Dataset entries
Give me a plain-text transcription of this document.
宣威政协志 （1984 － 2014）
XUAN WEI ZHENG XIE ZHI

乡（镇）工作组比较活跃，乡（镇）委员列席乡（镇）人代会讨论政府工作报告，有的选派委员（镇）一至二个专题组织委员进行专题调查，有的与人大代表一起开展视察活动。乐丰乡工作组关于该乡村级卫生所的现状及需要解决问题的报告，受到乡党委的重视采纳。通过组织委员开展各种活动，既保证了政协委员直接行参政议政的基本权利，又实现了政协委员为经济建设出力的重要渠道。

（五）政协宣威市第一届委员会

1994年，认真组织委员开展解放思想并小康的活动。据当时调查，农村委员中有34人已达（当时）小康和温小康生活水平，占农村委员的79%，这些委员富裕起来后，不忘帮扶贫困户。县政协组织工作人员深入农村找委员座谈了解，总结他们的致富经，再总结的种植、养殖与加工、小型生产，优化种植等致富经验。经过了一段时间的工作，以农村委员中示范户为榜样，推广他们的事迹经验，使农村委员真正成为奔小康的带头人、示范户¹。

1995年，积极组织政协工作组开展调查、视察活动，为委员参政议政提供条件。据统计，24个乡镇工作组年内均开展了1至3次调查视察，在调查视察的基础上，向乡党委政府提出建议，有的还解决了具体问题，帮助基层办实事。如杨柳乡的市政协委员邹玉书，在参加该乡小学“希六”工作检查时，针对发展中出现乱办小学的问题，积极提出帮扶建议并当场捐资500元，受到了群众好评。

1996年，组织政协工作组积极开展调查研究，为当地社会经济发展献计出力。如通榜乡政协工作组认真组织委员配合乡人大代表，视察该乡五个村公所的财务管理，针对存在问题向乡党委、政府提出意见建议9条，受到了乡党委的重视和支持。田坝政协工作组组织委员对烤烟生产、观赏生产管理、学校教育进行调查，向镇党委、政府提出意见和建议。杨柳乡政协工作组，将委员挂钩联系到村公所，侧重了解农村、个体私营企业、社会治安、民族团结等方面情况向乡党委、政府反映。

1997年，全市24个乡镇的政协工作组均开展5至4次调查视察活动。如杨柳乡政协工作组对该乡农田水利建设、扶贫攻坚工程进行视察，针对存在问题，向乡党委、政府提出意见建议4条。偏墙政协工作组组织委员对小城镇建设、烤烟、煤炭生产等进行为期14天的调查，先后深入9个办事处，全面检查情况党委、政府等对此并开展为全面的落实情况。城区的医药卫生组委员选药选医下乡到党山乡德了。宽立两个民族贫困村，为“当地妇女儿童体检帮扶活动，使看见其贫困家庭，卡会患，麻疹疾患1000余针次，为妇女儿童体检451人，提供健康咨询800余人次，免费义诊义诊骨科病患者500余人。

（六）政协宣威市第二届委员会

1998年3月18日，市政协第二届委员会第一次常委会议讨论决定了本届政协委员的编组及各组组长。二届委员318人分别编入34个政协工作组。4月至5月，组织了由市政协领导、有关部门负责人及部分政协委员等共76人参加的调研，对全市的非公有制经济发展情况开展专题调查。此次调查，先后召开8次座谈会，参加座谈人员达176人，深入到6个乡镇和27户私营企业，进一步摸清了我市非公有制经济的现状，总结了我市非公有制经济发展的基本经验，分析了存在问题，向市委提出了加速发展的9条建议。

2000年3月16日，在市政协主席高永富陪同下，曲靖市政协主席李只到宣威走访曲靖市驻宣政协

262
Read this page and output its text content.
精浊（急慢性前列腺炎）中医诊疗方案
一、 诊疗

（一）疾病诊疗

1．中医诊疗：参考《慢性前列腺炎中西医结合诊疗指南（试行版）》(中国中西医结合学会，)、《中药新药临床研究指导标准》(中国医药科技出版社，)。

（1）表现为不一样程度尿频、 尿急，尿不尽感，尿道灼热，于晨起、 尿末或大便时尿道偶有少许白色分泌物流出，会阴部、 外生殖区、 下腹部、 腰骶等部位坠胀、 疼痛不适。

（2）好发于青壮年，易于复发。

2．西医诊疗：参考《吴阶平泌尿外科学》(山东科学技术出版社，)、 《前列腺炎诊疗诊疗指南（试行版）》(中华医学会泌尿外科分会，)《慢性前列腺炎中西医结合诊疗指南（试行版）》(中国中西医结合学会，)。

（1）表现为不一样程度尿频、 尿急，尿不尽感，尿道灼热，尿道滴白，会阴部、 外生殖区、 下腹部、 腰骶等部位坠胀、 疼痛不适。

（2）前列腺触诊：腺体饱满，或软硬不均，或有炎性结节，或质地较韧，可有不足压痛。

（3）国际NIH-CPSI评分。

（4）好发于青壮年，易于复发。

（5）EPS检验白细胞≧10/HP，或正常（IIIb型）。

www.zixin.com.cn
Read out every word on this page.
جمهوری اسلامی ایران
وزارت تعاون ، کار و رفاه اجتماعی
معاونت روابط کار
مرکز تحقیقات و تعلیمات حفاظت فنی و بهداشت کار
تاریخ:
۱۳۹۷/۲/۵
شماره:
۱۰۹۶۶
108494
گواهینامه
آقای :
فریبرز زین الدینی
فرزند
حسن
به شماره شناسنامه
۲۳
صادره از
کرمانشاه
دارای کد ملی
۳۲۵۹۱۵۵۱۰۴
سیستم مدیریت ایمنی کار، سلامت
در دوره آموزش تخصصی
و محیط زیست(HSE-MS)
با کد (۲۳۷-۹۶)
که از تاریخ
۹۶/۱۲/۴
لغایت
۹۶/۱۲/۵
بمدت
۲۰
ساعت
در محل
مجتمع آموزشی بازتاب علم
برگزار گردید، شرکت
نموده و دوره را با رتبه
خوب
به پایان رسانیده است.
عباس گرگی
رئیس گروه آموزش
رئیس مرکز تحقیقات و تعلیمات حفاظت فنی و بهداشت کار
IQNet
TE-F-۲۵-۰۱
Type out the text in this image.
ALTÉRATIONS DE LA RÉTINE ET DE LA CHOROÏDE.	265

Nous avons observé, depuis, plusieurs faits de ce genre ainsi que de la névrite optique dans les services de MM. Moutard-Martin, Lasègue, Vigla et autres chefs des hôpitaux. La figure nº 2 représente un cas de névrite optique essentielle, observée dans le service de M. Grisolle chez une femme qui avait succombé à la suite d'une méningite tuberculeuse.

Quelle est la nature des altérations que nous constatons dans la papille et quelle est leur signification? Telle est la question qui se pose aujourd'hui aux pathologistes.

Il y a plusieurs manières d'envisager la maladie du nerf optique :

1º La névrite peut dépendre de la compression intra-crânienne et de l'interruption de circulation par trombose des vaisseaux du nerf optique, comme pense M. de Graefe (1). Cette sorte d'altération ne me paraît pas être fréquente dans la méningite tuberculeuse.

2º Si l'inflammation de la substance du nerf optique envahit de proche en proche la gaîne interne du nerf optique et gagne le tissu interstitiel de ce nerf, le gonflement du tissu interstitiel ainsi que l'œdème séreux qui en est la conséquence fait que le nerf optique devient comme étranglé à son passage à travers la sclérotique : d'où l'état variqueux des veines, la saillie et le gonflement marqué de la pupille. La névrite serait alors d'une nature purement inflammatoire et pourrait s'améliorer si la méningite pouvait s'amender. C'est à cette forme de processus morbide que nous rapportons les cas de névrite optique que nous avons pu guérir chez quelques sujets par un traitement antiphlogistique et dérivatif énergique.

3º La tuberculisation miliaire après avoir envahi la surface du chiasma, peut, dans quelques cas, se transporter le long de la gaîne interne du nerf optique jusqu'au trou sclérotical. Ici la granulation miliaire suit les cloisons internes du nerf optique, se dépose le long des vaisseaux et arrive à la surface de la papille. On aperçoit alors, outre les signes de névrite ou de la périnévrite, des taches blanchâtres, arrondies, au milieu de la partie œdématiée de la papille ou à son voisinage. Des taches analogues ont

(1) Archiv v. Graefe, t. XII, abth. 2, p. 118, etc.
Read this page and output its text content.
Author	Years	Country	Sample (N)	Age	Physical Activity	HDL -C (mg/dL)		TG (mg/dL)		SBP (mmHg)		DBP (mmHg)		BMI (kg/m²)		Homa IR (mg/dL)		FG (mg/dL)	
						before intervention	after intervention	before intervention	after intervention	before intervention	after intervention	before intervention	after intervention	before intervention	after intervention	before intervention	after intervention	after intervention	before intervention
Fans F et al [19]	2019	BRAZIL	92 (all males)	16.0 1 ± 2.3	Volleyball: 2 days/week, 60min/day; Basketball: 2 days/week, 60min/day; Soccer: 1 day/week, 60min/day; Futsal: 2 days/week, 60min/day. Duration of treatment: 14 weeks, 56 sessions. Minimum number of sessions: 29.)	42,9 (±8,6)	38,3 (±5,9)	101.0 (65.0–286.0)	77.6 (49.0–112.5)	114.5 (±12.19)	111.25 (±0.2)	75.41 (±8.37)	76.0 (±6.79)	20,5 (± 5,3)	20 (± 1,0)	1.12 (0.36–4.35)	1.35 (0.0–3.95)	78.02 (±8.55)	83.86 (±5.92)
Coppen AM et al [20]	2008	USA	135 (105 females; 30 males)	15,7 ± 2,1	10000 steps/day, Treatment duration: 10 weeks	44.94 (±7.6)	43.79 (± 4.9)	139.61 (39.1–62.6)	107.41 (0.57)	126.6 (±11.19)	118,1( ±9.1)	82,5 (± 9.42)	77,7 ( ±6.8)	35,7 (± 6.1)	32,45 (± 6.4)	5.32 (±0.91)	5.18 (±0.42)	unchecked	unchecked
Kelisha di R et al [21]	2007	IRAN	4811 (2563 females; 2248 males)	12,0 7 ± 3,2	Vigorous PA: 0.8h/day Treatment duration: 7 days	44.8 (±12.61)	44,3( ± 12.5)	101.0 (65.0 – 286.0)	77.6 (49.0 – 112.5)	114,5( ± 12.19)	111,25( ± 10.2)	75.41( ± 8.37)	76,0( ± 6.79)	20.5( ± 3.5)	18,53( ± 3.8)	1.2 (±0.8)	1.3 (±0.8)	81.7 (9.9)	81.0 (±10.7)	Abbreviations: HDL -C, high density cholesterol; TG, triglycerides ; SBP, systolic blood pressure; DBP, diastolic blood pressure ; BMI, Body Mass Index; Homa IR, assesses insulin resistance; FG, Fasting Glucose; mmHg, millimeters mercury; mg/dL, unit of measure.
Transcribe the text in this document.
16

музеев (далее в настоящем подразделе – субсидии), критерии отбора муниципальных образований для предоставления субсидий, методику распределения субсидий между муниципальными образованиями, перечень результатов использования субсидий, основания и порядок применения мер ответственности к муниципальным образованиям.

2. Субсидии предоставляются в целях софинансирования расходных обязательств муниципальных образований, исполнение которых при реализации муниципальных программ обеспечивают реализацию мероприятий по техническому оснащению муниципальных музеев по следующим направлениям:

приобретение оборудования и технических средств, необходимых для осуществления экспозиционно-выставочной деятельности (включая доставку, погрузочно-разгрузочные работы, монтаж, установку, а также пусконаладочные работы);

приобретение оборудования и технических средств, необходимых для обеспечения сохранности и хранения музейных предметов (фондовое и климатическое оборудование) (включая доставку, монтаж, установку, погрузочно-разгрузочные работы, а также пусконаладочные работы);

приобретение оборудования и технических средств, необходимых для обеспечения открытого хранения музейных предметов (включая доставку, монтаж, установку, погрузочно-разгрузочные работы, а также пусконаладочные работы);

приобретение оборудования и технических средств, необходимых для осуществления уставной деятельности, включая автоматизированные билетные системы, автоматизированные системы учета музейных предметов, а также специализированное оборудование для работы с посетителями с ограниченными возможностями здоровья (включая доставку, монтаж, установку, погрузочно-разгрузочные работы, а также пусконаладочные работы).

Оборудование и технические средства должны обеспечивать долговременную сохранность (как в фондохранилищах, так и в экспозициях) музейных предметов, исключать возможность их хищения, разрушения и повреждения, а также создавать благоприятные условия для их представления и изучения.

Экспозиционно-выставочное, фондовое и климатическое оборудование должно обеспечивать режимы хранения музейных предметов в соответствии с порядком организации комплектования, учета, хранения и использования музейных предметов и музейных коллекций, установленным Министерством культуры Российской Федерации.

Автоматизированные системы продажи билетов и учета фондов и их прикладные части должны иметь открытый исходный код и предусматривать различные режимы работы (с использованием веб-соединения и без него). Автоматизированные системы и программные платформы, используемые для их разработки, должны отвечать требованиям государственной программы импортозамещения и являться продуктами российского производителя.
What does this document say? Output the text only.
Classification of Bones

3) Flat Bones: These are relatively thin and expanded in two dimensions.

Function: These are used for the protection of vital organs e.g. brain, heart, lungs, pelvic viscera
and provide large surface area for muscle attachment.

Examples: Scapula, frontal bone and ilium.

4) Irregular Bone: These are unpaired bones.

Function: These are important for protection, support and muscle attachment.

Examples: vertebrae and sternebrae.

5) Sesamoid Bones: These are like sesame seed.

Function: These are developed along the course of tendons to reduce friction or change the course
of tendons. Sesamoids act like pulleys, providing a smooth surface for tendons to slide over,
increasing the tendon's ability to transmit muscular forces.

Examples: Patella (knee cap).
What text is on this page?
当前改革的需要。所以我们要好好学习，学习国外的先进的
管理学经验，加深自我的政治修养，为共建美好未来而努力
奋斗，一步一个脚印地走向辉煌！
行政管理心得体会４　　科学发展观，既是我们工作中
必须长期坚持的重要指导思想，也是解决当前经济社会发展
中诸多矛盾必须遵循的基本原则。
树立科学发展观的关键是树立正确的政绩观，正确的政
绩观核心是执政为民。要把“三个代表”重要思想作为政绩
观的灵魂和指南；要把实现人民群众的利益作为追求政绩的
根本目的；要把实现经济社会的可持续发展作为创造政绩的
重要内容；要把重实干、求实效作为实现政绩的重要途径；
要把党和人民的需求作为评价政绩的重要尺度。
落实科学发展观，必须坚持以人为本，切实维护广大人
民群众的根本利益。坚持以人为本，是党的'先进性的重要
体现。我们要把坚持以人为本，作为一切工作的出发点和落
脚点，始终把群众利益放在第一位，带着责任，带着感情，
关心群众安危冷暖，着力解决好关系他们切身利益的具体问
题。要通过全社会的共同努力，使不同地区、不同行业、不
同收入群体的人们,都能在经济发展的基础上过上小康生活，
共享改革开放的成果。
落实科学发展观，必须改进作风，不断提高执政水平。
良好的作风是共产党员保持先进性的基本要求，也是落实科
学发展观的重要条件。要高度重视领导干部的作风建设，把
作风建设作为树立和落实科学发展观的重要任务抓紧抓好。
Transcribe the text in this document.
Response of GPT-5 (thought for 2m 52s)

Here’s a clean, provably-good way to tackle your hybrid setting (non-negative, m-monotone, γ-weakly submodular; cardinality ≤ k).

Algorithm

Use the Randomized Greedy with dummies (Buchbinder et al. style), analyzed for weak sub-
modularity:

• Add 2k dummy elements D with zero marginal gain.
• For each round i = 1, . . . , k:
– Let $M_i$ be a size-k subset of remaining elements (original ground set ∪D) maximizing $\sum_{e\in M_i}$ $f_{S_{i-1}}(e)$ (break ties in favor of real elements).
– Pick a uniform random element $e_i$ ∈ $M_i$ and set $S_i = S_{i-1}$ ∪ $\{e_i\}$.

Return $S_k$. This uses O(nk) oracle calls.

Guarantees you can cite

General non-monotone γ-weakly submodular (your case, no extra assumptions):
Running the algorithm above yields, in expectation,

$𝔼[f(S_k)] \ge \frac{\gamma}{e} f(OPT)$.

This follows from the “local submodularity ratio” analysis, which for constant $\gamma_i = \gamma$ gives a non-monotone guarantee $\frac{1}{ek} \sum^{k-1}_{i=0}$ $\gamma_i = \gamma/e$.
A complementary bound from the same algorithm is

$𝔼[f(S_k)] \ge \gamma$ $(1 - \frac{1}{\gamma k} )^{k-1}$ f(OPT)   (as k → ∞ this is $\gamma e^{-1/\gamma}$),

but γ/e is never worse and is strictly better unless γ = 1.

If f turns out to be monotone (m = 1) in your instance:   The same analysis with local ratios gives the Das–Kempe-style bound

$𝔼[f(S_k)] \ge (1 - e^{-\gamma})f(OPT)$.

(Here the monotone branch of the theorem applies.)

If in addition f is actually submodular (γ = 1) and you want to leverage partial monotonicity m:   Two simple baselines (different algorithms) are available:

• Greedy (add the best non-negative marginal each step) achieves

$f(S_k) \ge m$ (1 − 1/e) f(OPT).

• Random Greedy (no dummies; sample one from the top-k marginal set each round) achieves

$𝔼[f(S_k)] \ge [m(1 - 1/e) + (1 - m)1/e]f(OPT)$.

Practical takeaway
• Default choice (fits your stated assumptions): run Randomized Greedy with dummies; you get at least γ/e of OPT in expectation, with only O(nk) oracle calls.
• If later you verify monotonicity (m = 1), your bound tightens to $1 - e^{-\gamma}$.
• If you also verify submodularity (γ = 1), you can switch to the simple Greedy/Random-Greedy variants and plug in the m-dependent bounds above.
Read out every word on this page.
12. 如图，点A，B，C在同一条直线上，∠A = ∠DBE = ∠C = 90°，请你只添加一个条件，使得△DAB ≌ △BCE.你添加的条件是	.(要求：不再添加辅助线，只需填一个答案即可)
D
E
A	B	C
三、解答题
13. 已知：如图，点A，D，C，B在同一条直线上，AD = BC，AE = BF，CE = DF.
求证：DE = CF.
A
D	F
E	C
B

Goal> Pick each line holding the word "calls" out of the data and copy it.

In response>
Return $S_k$. This uses O(nk) oracle calls.
• Default choice (fits your stated assumptions): run Randomized Greedy with dummies; you get at least γ/e of OPT in expectation, with only O(nk) oracle calls.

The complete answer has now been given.